# [Data for this exercise]
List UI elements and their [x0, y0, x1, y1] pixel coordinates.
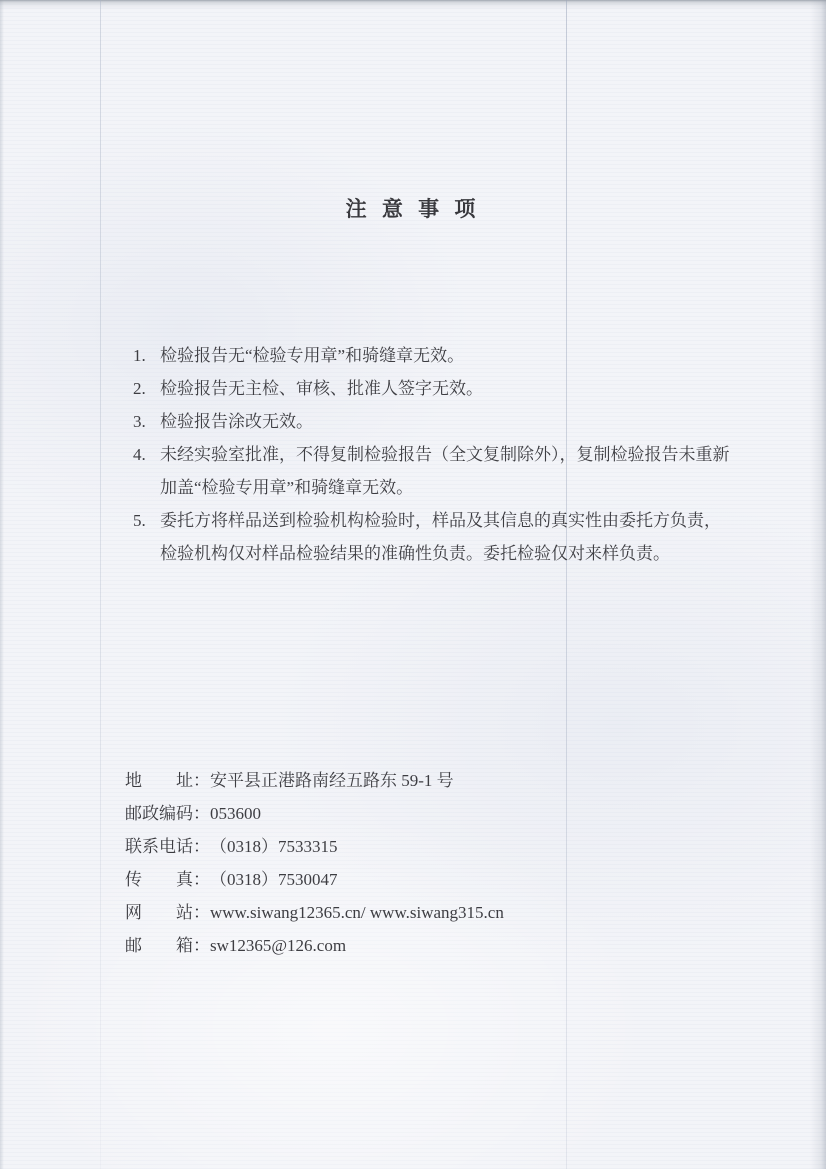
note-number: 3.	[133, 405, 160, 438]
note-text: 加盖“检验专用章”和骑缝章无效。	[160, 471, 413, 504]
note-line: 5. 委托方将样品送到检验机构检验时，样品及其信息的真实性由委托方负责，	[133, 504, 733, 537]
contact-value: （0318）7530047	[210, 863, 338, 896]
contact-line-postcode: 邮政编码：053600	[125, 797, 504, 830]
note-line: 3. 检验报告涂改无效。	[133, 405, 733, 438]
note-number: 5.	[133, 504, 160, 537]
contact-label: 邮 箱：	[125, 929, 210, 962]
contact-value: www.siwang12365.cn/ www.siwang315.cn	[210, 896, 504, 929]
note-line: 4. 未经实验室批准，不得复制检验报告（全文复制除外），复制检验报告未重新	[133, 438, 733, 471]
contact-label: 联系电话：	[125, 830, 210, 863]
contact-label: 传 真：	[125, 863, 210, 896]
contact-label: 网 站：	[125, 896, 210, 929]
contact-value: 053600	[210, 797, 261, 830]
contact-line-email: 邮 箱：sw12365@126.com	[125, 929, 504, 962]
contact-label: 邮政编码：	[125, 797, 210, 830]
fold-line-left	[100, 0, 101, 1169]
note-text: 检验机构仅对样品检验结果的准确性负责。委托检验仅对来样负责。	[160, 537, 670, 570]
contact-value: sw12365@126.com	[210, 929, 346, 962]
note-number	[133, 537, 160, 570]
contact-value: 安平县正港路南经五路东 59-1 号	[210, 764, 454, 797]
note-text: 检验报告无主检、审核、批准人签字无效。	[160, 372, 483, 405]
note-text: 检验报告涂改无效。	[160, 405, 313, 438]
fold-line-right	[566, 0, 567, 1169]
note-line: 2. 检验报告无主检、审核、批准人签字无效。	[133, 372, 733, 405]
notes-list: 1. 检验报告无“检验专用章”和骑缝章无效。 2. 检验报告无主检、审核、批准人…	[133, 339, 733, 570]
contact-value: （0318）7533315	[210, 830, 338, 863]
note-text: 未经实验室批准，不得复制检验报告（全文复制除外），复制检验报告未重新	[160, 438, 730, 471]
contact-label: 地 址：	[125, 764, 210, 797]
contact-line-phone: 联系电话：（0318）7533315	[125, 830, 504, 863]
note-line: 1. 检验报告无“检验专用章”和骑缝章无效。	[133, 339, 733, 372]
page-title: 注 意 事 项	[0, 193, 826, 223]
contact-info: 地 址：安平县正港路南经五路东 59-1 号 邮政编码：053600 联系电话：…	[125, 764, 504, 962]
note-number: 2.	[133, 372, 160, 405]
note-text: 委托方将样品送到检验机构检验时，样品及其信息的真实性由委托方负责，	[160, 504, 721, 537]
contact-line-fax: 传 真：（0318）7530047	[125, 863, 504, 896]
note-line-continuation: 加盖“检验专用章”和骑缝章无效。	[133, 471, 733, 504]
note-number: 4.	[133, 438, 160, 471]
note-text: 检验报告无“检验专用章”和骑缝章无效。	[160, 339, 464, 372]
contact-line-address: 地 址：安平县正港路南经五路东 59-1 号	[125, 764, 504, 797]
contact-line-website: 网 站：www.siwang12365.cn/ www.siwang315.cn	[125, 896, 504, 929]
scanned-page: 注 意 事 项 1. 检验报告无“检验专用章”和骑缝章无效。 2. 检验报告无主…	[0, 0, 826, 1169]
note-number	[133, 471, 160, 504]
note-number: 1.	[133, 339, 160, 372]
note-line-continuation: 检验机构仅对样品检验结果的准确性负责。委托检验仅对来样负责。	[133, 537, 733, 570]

# [Task to carry out]
Starting at the record line that contains "405, 160, 438]" and stopping after the one that contains "405, 313, 438]", rename "contact-value" to "contact-field". Return only those lines, otherwise unchanged.

# [The solution]
note-number: 3.	[133, 405, 160, 438]
note-text: 加盖“检验专用章”和骑缝章无效。	[160, 471, 413, 504]
note-line: 5. 委托方将样品送到检验机构检验时，样品及其信息的真实性由委托方负责，	[133, 504, 733, 537]
contact-field: （0318）7530047	[210, 863, 338, 896]
contact-line-postcode: 邮政编码：053600	[125, 797, 504, 830]
note-line: 3. 检验报告涂改无效。	[133, 405, 733, 438]
note-number: 5.	[133, 504, 160, 537]
contact-label: 邮 箱：	[125, 929, 210, 962]
contact-field: www.siwang12365.cn/ www.siwang315.cn	[210, 896, 504, 929]
note-line: 4. 未经实验室批准，不得复制检验报告（全文复制除外），复制检验报告未重新	[133, 438, 733, 471]
contact-label: 联系电话：	[125, 830, 210, 863]
contact-label: 传 真：	[125, 863, 210, 896]
contact-label: 网 站：	[125, 896, 210, 929]
contact-field: 053600	[210, 797, 261, 830]
contact-line-email: 邮 箱：sw12365@126.com	[125, 929, 504, 962]
contact-label: 邮政编码：	[125, 797, 210, 830]
fold-line-left	[100, 0, 101, 1169]
note-text: 检验机构仅对样品检验结果的准确性负责。委托检验仅对来样负责。	[160, 537, 670, 570]
contact-field: sw12365@126.com	[210, 929, 346, 962]
note-number	[133, 537, 160, 570]
contact-field: 安平县正港路南经五路东 59-1 号	[210, 764, 454, 797]
note-text: 检验报告无主检、审核、批准人签字无效。	[160, 372, 483, 405]
note-text: 检验报告涂改无效。	[160, 405, 313, 438]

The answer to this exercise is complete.